● What you should do
Your task is to print every entry below exactly as given.

[BEGIN Input records]

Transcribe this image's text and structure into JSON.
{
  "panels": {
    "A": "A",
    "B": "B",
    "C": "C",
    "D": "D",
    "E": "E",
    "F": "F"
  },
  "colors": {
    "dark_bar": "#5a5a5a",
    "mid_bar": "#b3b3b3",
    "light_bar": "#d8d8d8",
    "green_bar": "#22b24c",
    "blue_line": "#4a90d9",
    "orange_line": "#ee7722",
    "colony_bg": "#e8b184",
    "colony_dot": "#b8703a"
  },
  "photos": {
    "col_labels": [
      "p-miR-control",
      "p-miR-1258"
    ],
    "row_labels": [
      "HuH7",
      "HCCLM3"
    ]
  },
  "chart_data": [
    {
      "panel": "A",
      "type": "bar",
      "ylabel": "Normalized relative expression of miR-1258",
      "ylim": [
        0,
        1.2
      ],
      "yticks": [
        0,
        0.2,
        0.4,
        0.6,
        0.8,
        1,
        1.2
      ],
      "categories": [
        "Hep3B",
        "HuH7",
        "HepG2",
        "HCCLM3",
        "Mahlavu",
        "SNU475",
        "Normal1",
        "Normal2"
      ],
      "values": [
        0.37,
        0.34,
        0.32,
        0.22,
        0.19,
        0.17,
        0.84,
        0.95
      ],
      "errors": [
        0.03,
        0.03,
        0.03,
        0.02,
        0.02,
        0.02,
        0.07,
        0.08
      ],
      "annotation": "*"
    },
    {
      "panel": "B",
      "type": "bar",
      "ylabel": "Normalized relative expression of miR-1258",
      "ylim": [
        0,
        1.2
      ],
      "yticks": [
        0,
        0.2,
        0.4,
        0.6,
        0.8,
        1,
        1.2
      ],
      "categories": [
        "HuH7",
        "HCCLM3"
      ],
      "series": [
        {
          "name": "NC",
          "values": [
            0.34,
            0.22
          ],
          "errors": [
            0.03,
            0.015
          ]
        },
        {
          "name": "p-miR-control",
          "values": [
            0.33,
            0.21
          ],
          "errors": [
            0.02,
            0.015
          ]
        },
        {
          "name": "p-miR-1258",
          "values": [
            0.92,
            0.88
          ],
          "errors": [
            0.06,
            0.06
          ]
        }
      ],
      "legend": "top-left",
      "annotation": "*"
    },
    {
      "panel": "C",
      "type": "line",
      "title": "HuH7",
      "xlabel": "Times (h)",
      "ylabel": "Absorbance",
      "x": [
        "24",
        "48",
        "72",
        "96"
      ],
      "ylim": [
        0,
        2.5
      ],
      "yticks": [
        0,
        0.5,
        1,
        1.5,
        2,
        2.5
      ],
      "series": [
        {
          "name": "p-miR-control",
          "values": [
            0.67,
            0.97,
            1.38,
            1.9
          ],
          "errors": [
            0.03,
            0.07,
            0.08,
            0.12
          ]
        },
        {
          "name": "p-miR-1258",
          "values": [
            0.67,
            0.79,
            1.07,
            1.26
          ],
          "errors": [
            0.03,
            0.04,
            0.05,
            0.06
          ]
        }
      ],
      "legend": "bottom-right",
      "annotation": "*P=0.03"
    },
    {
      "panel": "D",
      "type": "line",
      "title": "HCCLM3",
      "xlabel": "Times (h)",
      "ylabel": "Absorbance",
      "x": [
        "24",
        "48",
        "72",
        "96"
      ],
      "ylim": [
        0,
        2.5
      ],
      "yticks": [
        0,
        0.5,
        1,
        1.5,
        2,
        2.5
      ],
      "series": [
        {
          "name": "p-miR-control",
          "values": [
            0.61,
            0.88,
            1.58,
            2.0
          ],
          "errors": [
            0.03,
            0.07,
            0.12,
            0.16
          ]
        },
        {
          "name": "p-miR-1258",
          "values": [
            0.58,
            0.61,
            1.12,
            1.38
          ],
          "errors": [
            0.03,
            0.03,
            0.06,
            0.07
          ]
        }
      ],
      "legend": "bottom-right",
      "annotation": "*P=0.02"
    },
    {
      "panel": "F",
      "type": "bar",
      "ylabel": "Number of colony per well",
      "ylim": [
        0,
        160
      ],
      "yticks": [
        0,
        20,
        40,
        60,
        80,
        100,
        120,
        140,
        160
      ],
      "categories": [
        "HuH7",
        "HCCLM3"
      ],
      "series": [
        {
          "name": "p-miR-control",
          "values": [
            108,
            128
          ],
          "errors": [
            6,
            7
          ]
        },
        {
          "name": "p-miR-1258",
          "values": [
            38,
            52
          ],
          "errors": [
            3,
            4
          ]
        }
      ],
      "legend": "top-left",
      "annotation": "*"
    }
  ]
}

[END Input records]

● Solved problem
Transcribe this image's text and structure into JSON.
{
  "panels": {
    "A": "A",
    "B": "B",
    "C": "C",
    "D": "D",
    "E": "E",
    "F": "F"
  },
  "colors": {
    "dark_bar": "#5a5a5a",
    "mid_bar": "#b3b3b3",
    "light_bar": "#d8d8d8",
    "green_bar": "#22b24c",
    "blue_line": "#4a90d9",
    "orange_line": "#ee7722",
    "colony_bg": "#e8b184",
    "colony_dot": "#b8703a"
  },
  "photos": {
    "col_labels": [
      "p-miR-control",
      "p-miR-1258"
    ],
    "row_labels": [
      "HuH7",
      "HCCLM3"
    ]
  },
  "chart_data": [
    {
      "panel": "A",
      "type": "bar",
      "ylabel": "Normalized relative expression of miR-1258",
      "ylim": [
        0,
        1.2
      ],
      "yticks": [
        0,
        0.2,
        0.4,
        0.6,
        0.8,
        1,
        1.2
      ],
      "categories": [
        "Hep3B",
        "HuH7",
        "HepG2",
        "HCCLM3",
        "Mahlavu",
        "SNU475",
        "Normal1",
        "Normal2"
      ],
      "values": [
        0.37,
        0.34,
        0.32,
        0.22,
        0.19,
        0.17,
        0.84,
        0.95
      ],
      "errors": [
        0.03,
        0.03,
        0.03,
        0.02,
        0.02,
        0.02,
        0.07,
        0.08
      ],
      "annotation": "*"
    },
    {
      "panel": "B",
      "type": "bar",
      "ylabel": "Normalized relative expression of miR-1258",
      "ylim": [
        0,
        1.2
      ],
      "yticks": [
        0,
        0.2,
        0.4,
        0.6,
        0.8,
        1,
        1.2
      ],
      "categories": [
        "HuH7",
        "HCCLM3"
      ],
      "series": [
        {
          "name": "NC",
          "values": [
            0.34,
            0.22
          ],
          "errors": [
            0.03,
            0.015
          ]
        },
        {
          "name": "p-miR-control",
          "values": [
            0.33,
            0.21
          ],
          "errors": [
            0.02,
            0.015
          ]
        },
        {
          "name": "p-miR-1258",
          "values": [
            0.92,
            0.88
          ],
          "errors": [
            0.06,
            0.06
          ]
        }
      ],
      "legend": "top-left",
      "annotation": "*"
    },
    {
      "panel": "C",
      "type": "line",
      "title": "HuH7",
      "xlabel": "Times (h)",
      "ylabel": "Absorbance",
      "x": [
        "24",
        "48",
        "72",
        "96"
      ],
      "ylim": [
        0,
        2.5
      ],
      "yticks": [
        0,
        0.5,
        1,
        1.5,
        2,
        2.5
      ],
      "series": [
        {
          "name": "p-miR-control",
          "values": [
            0.67,
            0.97,
            1.38,
            1.9
          ],
          "errors": [
            0.03,
            0.07,
            0.08,
            0.12
          ]
        },
        {
          "name": "p-miR-1258",
          "values": [
            0.67,
            0.79,
            1.07,
            1.26
          ],
          "errors": [
            0.03,
            0.04,
            0.05,
            0.06
          ]
        }
      ],
      "legend": "bottom-right",
      "annotation": "*P=0.03"
    },
    {
      "panel": "D",
      "type": "line",
      "title": "HCCLM3",
      "xlabel": "Times (h)",
      "ylabel": "Absorbance",
      "x": [
        "24",
        "48",
        "72",
        "96"
      ],
      "ylim": [
        0,
        2.5
      ],
      "yticks": [
        0,
        0.5,
        1,
        1.5,
        2,
        2.5
      ],
      "series": [
        {
          "name": "p-miR-control",
          "values": [
            0.61,
            0.88,
            1.58,
            2.0
          ],
          "errors": [
            0.03,
            0.07,
            0.12,
            0.16
          ]
        },
        {
          "name": "p-miR-1258",
          "values": [
            0.58,
            0.61,
            1.12,
            1.38
          ],
          "errors": [
            0.03,
            0.03,
            0.06,
            0.07
          ]
        }
      ],
      "legend": "bottom-right",
      "annotation": "*P=0.02"
    },
    {
      "panel": "F",
      "type": "bar",
      "ylabel": "Number of colony per well",
      "ylim": [
        0,
        160
      ],
      "yticks": [
        0,
        20,
        40,
        60,
        80,
        100,
        120,
        140,
        160
      ],
      "categories": [
        "HuH7",
        "HCCLM3"
      ],
      "series": [
        {
          "name": "p-miR-control",
          "values": [
            108,
            128
          ],
          "errors": [
            6,
            7
          ]
        },
        {
          "name": "p-miR-1258",
          "values": [
            38,
            52
          ],
          "errors": [
            3,
            4
          ]
        }
      ],
      "legend": "top-left",
      "annotation": "*"
    }
  ]
}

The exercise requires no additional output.